• **What is being asked**: Write out the stretch of lines from the one containing "Itemize the components" through the one containing "dialog-body: Vor- und", both included, as a numbered list without blank lines. Leave the pictures out.

• **Provided records**:

## begin

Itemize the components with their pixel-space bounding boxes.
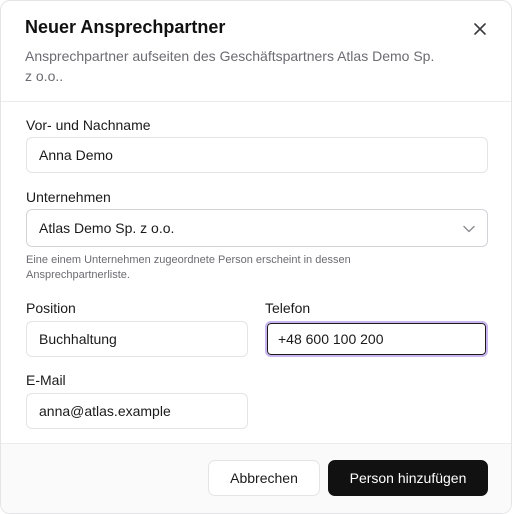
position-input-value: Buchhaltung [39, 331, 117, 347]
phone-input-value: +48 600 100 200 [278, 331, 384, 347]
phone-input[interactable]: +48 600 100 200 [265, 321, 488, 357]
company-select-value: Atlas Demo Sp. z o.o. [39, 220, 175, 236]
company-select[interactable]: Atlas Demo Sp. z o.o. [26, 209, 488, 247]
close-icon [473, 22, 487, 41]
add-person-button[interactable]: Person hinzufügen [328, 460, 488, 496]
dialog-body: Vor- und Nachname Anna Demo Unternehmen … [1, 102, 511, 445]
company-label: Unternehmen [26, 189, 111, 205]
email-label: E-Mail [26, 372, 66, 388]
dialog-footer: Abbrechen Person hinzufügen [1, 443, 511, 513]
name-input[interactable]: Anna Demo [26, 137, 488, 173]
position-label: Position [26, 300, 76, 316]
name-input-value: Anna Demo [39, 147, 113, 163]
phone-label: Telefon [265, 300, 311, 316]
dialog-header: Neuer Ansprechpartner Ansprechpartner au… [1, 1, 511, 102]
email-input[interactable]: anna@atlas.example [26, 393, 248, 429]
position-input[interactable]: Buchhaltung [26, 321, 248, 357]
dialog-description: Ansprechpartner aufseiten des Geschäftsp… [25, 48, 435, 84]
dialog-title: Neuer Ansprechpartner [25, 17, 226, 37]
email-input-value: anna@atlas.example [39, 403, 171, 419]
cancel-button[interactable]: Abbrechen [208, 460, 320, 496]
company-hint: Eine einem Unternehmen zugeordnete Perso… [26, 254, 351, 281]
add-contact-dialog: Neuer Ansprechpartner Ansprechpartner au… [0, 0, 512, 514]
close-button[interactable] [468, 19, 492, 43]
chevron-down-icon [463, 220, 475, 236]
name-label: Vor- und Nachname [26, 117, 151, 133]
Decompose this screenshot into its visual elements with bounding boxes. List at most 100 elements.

## end
## begin

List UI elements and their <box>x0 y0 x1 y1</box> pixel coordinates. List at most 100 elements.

## end

• **Expected output**:
1. Itemize the components with their pixel-space bounding boxes.
2. position-input-value: Buchhaltung [39, 331, 117, 347]
3. phone-input-value: +48 600 100 200 [278, 331, 384, 347]
4. phone-input[interactable]: +48 600 100 200 [265, 321, 488, 357]
5. company-select-value: Atlas Demo Sp. z o.o. [39, 220, 175, 236]
6. company-select[interactable]: Atlas Demo Sp. z o.o. [26, 209, 488, 247]
7. close-icon [473, 22, 487, 41]
8. add-person-button[interactable]: Person hinzufügen [328, 460, 488, 496]
9. dialog-body: Vor- und Nachname Anna Demo Unternehmen … [1, 102, 511, 445]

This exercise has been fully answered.